(Data records)
>>>

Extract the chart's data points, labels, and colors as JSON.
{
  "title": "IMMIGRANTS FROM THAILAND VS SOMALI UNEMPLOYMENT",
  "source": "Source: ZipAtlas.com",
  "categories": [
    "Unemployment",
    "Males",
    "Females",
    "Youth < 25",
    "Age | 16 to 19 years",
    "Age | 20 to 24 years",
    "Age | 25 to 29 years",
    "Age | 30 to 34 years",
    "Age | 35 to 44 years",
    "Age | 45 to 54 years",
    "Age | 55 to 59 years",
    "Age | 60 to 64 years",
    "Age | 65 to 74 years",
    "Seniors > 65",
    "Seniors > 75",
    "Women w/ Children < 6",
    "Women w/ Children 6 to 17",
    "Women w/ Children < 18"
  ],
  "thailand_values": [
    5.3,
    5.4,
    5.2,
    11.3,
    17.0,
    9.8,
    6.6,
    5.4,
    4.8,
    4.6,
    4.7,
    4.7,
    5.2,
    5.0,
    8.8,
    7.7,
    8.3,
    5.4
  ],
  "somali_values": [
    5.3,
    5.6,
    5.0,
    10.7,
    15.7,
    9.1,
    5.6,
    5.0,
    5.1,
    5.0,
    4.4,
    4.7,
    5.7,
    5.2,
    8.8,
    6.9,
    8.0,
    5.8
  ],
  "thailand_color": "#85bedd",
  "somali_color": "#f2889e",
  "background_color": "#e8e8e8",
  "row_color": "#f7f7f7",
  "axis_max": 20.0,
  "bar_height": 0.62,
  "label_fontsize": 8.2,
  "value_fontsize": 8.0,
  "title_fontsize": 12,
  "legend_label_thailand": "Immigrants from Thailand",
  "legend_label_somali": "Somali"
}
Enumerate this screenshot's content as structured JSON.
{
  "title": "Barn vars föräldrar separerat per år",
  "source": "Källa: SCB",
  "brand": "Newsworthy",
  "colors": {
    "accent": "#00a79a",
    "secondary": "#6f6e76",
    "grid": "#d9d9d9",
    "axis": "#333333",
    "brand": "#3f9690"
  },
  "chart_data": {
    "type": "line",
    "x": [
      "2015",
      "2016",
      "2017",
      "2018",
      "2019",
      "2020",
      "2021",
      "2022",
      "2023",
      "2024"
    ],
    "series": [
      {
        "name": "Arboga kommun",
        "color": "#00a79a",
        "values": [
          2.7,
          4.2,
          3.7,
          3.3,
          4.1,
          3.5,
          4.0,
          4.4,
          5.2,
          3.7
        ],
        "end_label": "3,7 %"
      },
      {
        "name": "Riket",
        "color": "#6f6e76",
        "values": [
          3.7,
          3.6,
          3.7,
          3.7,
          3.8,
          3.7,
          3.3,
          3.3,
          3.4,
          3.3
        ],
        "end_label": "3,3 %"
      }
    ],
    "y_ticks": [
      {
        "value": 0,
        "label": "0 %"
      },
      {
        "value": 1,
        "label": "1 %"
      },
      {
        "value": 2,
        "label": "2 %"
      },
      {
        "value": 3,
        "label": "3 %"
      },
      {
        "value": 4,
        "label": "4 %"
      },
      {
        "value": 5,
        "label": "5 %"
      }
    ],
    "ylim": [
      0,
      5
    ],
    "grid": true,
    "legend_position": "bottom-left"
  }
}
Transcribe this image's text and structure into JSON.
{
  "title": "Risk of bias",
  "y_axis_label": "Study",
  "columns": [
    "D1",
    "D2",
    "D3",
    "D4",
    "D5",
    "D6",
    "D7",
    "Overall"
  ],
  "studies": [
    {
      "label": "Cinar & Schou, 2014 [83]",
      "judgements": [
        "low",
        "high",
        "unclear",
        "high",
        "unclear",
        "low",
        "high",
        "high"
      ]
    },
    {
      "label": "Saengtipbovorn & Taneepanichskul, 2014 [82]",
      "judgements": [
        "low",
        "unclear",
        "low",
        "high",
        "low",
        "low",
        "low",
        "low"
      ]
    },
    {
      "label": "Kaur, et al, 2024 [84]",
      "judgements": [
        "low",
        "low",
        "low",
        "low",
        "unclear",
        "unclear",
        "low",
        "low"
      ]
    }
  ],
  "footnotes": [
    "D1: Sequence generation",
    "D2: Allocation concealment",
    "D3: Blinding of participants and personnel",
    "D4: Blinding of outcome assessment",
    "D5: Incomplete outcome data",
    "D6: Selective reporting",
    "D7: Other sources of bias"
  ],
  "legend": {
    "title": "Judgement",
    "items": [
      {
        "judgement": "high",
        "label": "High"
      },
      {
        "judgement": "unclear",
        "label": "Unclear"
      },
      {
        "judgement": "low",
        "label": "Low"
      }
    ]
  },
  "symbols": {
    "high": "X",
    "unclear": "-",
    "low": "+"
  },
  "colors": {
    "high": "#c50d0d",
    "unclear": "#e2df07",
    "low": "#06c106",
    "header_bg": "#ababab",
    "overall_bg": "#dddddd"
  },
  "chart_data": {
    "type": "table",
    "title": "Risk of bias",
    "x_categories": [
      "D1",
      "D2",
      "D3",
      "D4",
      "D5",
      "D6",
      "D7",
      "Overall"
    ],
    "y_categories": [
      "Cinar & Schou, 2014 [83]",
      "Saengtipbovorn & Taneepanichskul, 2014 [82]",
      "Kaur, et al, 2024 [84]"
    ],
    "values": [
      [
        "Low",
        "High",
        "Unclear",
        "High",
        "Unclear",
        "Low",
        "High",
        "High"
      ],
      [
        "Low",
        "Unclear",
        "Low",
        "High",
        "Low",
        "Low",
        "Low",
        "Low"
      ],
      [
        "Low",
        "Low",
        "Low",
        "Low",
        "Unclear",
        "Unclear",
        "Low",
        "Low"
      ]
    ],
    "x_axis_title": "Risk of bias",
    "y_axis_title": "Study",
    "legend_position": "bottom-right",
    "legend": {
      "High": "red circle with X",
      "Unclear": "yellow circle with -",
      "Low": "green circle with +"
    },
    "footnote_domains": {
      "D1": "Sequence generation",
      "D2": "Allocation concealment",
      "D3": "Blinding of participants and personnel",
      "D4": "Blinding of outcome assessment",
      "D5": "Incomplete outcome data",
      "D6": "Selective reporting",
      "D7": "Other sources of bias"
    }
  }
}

<<<

*What the task requires*.
Write the data out again in full and exactly.

*Right answer*.
Extract the chart's data points, labels, and colors as JSON.
{
  "title": "IMMIGRANTS FROM THAILAND VS SOMALI UNEMPLOYMENT",
  "source": "Source: ZipAtlas.com",
  "categories": [
    "Unemployment",
    "Males",
    "Females",
    "Youth < 25",
    "Age | 16 to 19 years",
    "Age | 20 to 24 years",
    "Age | 25 to 29 years",
    "Age | 30 to 34 years",
    "Age | 35 to 44 years",
    "Age | 45 to 54 years",
    "Age | 55 to 59 years",
    "Age | 60 to 64 years",
    "Age | 65 to 74 years",
    "Seniors > 65",
    "Seniors > 75",
    "Women w/ Children < 6",
    "Women w/ Children 6 to 17",
    "Women w/ Children < 18"
  ],
  "thailand_values": [
    5.3,
    5.4,
    5.2,
    11.3,
    17.0,
    9.8,
    6.6,
    5.4,
    4.8,
    4.6,
    4.7,
    4.7,
    5.2,
    5.0,
    8.8,
    7.7,
    8.3,
    5.4
  ],
  "somali_values": [
    5.3,
    5.6,
    5.0,
    10.7,
    15.7,
    9.1,
    5.6,
    5.0,
    5.1,
    5.0,
    4.4,
    4.7,
    5.7,
    5.2,
    8.8,
    6.9,
    8.0,
    5.8
  ],
  "thailand_color": "#85bedd",
  "somali_color": "#f2889e",
  "background_color": "#e8e8e8",
  "row_color": "#f7f7f7",
  "axis_max": 20.0,
  "bar_height": 0.62,
  "label_fontsize": 8.2,
  "value_fontsize": 8.0,
  "title_fontsize": 12,
  "legend_label_thailand": "Immigrants from Thailand",
  "legend_label_somali": "Somali"
}
Enumerate this screenshot's content as structured JSON.
{
  "title": "Barn vars föräldrar separerat per år",
  "source": "Källa: SCB",
  "brand": "Newsworthy",
  "colors": {
    "accent": "#00a79a",
    "secondary": "#6f6e76",
    "grid": "#d9d9d9",
    "axis": "#333333",
    "brand": "#3f9690"
  },
  "chart_data": {
    "type": "line",
    "x": [
      "2015",
      "2016",
      "2017",
      "2018",
      "2019",
      "2020",
      "2021",
      "2022",
      "2023",
      "2024"
    ],
    "series": [
      {
        "name": "Arboga kommun",
        "color": "#00a79a",
        "values": [
          2.7,
          4.2,
          3.7,
          3.3,
          4.1,
          3.5,
          4.0,
          4.4,
          5.2,
          3.7
        ],
        "end_label": "3,7 %"
      },
      {
        "name": "Riket",
        "color": "#6f6e76",
        "values": [
          3.7,
          3.6,
          3.7,
          3.7,
          3.8,
          3.7,
          3.3,
          3.3,
          3.4,
          3.3
        ],
        "end_label": "3,3 %"
      }
    ],
    "y_ticks": [
      {
        "value": 0,
        "label": "0 %"
      },
      {
        "value": 1,
        "label": "1 %"
      },
      {
        "value": 2,
        "label": "2 %"
      },
      {
        "value": 3,
        "label": "3 %"
      },
      {
        "value": 4,
        "label": "4 %"
      },
      {
        "value": 5,
        "label": "5 %"
      }
    ],
    "ylim": [
      0,
      5
    ],
    "grid": true,
    "legend_position": "bottom-left"
  }
}
Transcribe this image's text and structure into JSON.
{
  "title": "Risk of bias",
  "y_axis_label": "Study",
  "columns": [
    "D1",
    "D2",
    "D3",
    "D4",
    "D5",
    "D6",
    "D7",
    "Overall"
  ],
  "studies": [
    {
      "label": "Cinar & Schou, 2014 [83]",
      "judgements": [
        "low",
        "high",
        "unclear",
        "high",
        "unclear",
        "low",
        "high",
        "high"
      ]
    },
    {
      "label": "Saengtipbovorn & Taneepanichskul, 2014 [82]",
      "judgements": [
        "low",
        "unclear",
        "low",
        "high",
        "low",
        "low",
        "low",
        "low"
      ]
    },
    {
      "label": "Kaur, et al, 2024 [84]",
      "judgements": [
        "low",
        "low",
        "low",
        "low",
        "unclear",
        "unclear",
        "low",
        "low"
      ]
    }
  ],
  "footnotes": [
    "D1: Sequence generation",
    "D2: Allocation concealment",
    "D3: Blinding of participants and personnel",
    "D4: Blinding of outcome assessment",
    "D5: Incomplete outcome data",
    "D6: Selective reporting",
    "D7: Other sources of bias"
  ],
  "legend": {
    "title": "Judgement",
    "items": [
      {
        "judgement": "high",
        "label": "High"
      },
      {
        "judgement": "unclear",
        "label": "Unclear"
      },
      {
        "judgement": "low",
        "label": "Low"
      }
    ]
  },
  "symbols": {
    "high": "X",
    "unclear": "-",
    "low": "+"
  },
  "colors": {
    "high": "#c50d0d",
    "unclear": "#e2df07",
    "low": "#06c106",
    "header_bg": "#ababab",
    "overall_bg": "#dddddd"
  },
  "chart_data": {
    "type": "table",
    "title": "Risk of bias",
    "x_categories": [
      "D1",
      "D2",
      "D3",
      "D4",
      "D5",
      "D6",
      "D7",
      "Overall"
    ],
    "y_categories": [
      "Cinar & Schou, 2014 [83]",
      "Saengtipbovorn & Taneepanichskul, 2014 [82]",
      "Kaur, et al, 2024 [84]"
    ],
    "values": [
      [
        "Low",
        "High",
        "Unclear",
        "High",
        "Unclear",
        "Low",
        "High",
        "High"
      ],
      [
        "Low",
        "Unclear",
        "Low",
        "High",
        "Low",
        "Low",
        "Low",
        "Low"
      ],
      [
        "Low",
        "Low",
        "Low",
        "Low",
        "Unclear",
        "Unclear",
        "Low",
        "Low"
      ]
    ],
    "x_axis_title": "Risk of bias",
    "y_axis_title": "Study",
    "legend_position": "bottom-right",
    "legend": {
      "High": "red circle with X",
      "Unclear": "yellow circle with -",
      "Low": "green circle with +"
    },
    "footnote_domains": {
      "D1": "Sequence generation",
      "D2": "Allocation concealment",
      "D3": "Blinding of participants and personnel",
      "D4": "Blinding of outcome assessment",
      "D5": "Incomplete outcome data",
      "D6": "Selective reporting",
      "D7": "Other sources of bias"
    }
  }
}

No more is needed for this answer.